• [YOUR INSTRUCTIONS]:
Would you transcribe all of the data exactly, down to the last character?

======== INFORMATION PROVIDED

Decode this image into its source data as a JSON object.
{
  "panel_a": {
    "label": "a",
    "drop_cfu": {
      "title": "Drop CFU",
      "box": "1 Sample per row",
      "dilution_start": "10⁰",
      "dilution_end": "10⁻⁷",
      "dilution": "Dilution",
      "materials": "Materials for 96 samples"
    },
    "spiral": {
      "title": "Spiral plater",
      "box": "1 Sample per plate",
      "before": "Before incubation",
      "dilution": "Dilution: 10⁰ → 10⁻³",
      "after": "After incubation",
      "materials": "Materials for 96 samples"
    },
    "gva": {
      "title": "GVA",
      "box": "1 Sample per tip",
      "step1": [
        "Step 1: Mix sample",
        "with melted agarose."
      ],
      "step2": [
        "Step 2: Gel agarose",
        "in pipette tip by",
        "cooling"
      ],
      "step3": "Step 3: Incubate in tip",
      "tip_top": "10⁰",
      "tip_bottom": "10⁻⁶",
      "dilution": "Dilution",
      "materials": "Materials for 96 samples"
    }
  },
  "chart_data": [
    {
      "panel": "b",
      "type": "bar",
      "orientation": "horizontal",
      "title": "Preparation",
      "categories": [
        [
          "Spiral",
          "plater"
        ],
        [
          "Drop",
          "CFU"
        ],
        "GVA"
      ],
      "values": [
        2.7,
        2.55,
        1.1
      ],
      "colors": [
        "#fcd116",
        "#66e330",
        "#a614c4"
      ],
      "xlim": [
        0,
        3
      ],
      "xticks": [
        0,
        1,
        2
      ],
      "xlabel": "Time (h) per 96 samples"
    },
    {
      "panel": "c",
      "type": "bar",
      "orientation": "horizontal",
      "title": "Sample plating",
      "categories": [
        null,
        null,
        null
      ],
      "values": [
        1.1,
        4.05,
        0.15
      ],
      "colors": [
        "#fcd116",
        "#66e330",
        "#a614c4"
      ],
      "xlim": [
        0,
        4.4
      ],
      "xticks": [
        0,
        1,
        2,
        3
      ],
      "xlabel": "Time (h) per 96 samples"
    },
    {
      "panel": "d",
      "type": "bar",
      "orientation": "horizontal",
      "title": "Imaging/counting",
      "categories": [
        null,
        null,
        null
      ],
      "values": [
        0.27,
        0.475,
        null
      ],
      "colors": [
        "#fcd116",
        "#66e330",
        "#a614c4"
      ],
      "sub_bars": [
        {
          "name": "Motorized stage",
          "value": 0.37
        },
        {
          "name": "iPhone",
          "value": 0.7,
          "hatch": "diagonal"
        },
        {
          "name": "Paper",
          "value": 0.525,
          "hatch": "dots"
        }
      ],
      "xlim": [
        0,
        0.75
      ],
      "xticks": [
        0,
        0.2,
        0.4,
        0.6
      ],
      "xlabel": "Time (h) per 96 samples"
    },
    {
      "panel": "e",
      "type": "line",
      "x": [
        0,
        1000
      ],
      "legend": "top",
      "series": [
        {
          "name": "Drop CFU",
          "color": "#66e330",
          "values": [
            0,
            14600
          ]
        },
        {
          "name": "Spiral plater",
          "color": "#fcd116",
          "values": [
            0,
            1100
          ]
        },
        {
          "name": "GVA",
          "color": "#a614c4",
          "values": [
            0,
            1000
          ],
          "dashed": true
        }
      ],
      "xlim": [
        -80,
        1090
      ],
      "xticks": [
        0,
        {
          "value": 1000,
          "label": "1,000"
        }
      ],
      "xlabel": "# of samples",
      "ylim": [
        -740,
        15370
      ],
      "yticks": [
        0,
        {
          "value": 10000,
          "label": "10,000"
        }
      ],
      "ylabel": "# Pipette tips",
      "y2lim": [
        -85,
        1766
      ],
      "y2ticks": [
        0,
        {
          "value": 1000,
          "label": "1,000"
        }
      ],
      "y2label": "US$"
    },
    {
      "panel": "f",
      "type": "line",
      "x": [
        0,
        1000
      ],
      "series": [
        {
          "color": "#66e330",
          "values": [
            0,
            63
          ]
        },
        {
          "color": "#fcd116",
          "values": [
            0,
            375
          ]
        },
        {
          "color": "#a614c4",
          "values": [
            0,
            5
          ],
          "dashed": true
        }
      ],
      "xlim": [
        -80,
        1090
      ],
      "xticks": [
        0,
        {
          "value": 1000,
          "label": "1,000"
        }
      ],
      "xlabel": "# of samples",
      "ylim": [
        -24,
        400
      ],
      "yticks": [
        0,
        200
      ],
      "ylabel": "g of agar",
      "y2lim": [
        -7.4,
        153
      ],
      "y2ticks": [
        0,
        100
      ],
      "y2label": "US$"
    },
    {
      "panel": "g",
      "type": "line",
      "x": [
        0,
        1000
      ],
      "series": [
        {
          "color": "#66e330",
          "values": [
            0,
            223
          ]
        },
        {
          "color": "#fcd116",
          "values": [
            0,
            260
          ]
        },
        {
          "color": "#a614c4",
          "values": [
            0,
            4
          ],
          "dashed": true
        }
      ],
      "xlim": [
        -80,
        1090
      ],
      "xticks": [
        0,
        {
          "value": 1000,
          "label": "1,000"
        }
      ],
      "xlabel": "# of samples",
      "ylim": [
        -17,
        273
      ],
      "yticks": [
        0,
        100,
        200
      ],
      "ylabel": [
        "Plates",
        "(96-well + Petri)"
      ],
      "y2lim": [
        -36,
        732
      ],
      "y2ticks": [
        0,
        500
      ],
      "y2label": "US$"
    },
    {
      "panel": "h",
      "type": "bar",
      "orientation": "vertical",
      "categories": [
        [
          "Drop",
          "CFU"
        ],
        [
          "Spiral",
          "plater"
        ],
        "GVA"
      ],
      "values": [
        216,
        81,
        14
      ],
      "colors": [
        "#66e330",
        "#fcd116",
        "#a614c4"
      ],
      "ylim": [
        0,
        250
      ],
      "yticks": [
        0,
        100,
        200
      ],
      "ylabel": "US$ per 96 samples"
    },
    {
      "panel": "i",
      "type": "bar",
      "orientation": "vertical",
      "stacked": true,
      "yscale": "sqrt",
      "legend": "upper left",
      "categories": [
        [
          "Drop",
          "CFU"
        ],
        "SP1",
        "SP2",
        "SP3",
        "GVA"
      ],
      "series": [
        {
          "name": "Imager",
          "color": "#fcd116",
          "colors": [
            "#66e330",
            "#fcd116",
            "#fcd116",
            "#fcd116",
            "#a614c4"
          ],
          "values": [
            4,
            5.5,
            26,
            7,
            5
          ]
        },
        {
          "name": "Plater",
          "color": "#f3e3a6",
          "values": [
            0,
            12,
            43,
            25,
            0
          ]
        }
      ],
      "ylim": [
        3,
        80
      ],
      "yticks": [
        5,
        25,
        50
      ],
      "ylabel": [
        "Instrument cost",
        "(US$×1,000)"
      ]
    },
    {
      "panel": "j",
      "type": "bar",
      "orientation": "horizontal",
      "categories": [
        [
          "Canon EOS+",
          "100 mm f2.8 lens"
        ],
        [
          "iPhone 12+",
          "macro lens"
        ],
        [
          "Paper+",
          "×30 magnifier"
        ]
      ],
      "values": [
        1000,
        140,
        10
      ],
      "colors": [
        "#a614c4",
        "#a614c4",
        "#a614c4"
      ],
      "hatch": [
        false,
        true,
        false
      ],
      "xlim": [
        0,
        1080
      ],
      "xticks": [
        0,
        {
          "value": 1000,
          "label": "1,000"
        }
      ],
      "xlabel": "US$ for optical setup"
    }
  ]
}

================

• [FINISHED ANSWER]:
Decode this image into its source data as a JSON object.
{
  "panel_a": {
    "label": "a",
    "drop_cfu": {
      "title": "Drop CFU",
      "box": "1 Sample per row",
      "dilution_start": "10⁰",
      "dilution_end": "10⁻⁷",
      "dilution": "Dilution",
      "materials": "Materials for 96 samples"
    },
    "spiral": {
      "title": "Spiral plater",
      "box": "1 Sample per plate",
      "before": "Before incubation",
      "dilution": "Dilution: 10⁰ → 10⁻³",
      "after": "After incubation",
      "materials": "Materials for 96 samples"
    },
    "gva": {
      "title": "GVA",
      "box": "1 Sample per tip",
      "step1": [
        "Step 1: Mix sample",
        "with melted agarose."
      ],
      "step2": [
        "Step 2: Gel agarose",
        "in pipette tip by",
        "cooling"
      ],
      "step3": "Step 3: Incubate in tip",
      "tip_top": "10⁰",
      "tip_bottom": "10⁻⁶",
      "dilution": "Dilution",
      "materials": "Materials for 96 samples"
    }
  },
  "chart_data": [
    {
      "panel": "b",
      "type": "bar",
      "orientation": "horizontal",
      "title": "Preparation",
      "categories": [
        [
          "Spiral",
          "plater"
        ],
        [
          "Drop",
          "CFU"
        ],
        "GVA"
      ],
      "values": [
        2.7,
        2.55,
        1.1
      ],
      "colors": [
        "#fcd116",
        "#66e330",
        "#a614c4"
      ],
      "xlim": [
        0,
        3
      ],
      "xticks": [
        0,
        1,
        2
      ],
      "xlabel": "Time (h) per 96 samples"
    },
    {
      "panel": "c",
      "type": "bar",
      "orientation": "horizontal",
      "title": "Sample plating",
      "categories": [
        null,
        null,
        null
      ],
      "values": [
        1.1,
        4.05,
        0.15
      ],
      "colors": [
        "#fcd116",
        "#66e330",
        "#a614c4"
      ],
      "xlim": [
        0,
        4.4
      ],
      "xticks": [
        0,
        1,
        2,
        3
      ],
      "xlabel": "Time (h) per 96 samples"
    },
    {
      "panel": "d",
      "type": "bar",
      "orientation": "horizontal",
      "title": "Imaging/counting",
      "categories": [
        null,
        null,
        null
      ],
      "values": [
        0.27,
        0.475,
        null
      ],
      "colors": [
        "#fcd116",
        "#66e330",
        "#a614c4"
      ],
      "sub_bars": [
        {
          "name": "Motorized stage",
          "value": 0.37
        },
        {
          "name": "iPhone",
          "value": 0.7,
          "hatch": "diagonal"
        },
        {
          "name": "Paper",
          "value": 0.525,
          "hatch": "dots"
        }
      ],
      "xlim": [
        0,
        0.75
      ],
      "xticks": [
        0,
        0.2,
        0.4,
        0.6
      ],
      "xlabel": "Time (h) per 96 samples"
    },
    {
      "panel": "e",
      "type": "line",
      "x": [
        0,
        1000
      ],
      "legend": "top",
      "series": [
        {
          "name": "Drop CFU",
          "color": "#66e330",
          "values": [
            0,
            14600
          ]
        },
        {
          "name": "Spiral plater",
          "color": "#fcd116",
          "values": [
            0,
            1100
          ]
        },
        {
          "name": "GVA",
          "color": "#a614c4",
          "values": [
            0,
            1000
          ],
          "dashed": true
        }
      ],
      "xlim": [
        -80,
        1090
      ],
      "xticks": [
        0,
        {
          "value": 1000,
          "label": "1,000"
        }
      ],
      "xlabel": "# of samples",
      "ylim": [
        -740,
        15370
      ],
      "yticks": [
        0,
        {
          "value": 10000,
          "label": "10,000"
        }
      ],
      "ylabel": "# Pipette tips",
      "y2lim": [
        -85,
        1766
      ],
      "y2ticks": [
        0,
        {
          "value": 1000,
          "label": "1,000"
        }
      ],
      "y2label": "US$"
    },
    {
      "panel": "f",
      "type": "line",
      "x": [
        0,
        1000
      ],
      "series": [
        {
          "color": "#66e330",
          "values": [
            0,
            63
          ]
        },
        {
          "color": "#fcd116",
          "values": [
            0,
            375
          ]
        },
        {
          "color": "#a614c4",
          "values": [
            0,
            5
          ],
          "dashed": true
        }
      ],
      "xlim": [
        -80,
        1090
      ],
      "xticks": [
        0,
        {
          "value": 1000,
          "label": "1,000"
        }
      ],
      "xlabel": "# of samples",
      "ylim": [
        -24,
        400
      ],
      "yticks": [
        0,
        200
      ],
      "ylabel": "g of agar",
      "y2lim": [
        -7.4,
        153
      ],
      "y2ticks": [
        0,
        100
      ],
      "y2label": "US$"
    },
    {
      "panel": "g",
      "type": "line",
      "x": [
        0,
        1000
      ],
      "series": [
        {
          "color": "#66e330",
          "values": [
            0,
            223
          ]
        },
        {
          "color": "#fcd116",
          "values": [
            0,
            260
          ]
        },
        {
          "color": "#a614c4",
          "values": [
            0,
            4
          ],
          "dashed": true
        }
      ],
      "xlim": [
        -80,
        1090
      ],
      "xticks": [
        0,
        {
          "value": 1000,
          "label": "1,000"
        }
      ],
      "xlabel": "# of samples",
      "ylim": [
        -17,
        273
      ],
      "yticks": [
        0,
        100,
        200
      ],
      "ylabel": [
        "Plates",
        "(96-well + Petri)"
      ],
      "y2lim": [
        -36,
        732
      ],
      "y2ticks": [
        0,
        500
      ],
      "y2label": "US$"
    },
    {
      "panel": "h",
      "type": "bar",
      "orientation": "vertical",
      "categories": [
        [
          "Drop",
          "CFU"
        ],
        [
          "Spiral",
          "plater"
        ],
        "GVA"
      ],
      "values": [
        216,
        81,
        14
      ],
      "colors": [
        "#66e330",
        "#fcd116",
        "#a614c4"
      ],
      "ylim": [
        0,
        250
      ],
      "yticks": [
        0,
        100,
        200
      ],
      "ylabel": "US$ per 96 samples"
    },
    {
      "panel": "i",
      "type": "bar",
      "orientation": "vertical",
      "stacked": true,
      "yscale": "sqrt",
      "legend": "upper left",
      "categories": [
        [
          "Drop",
          "CFU"
        ],
        "SP1",
        "SP2",
        "SP3",
        "GVA"
      ],
      "series": [
        {
          "name": "Imager",
          "color": "#fcd116",
          "colors": [
            "#66e330",
            "#fcd116",
            "#fcd116",
            "#fcd116",
            "#a614c4"
          ],
          "values": [
            4,
            5.5,
            26,
            7,
            5
          ]
        },
        {
          "name": "Plater",
          "color": "#f3e3a6",
          "values": [
            0,
            12,
            43,
            25,
            0
          ]
        }
      ],
      "ylim": [
        3,
        80
      ],
      "yticks": [
        5,
        25,
        50
      ],
      "ylabel": [
        "Instrument cost",
        "(US$×1,000)"
      ]
    },
    {
      "panel": "j",
      "type": "bar",
      "orientation": "horizontal",
      "categories": [
        [
          "Canon EOS+",
          "100 mm f2.8 lens"
        ],
        [
          "iPhone 12+",
          "macro lens"
        ],
        [
          "Paper+",
          "×30 magnifier"
        ]
      ],
      "values": [
        1000,
        140,
        10
      ],
      "colors": [
        "#a614c4",
        "#a614c4",
        "#a614c4"
      ],
      "hatch": [
        false,
        true,
        false
      ],
      "xlim": [
        0,
        1080
      ],
      "xticks": [
        0,
        {
          "value": 1000,
          "label": "1,000"
        }
      ],
      "xlabel": "US$ for optical setup"
    }
  ]
}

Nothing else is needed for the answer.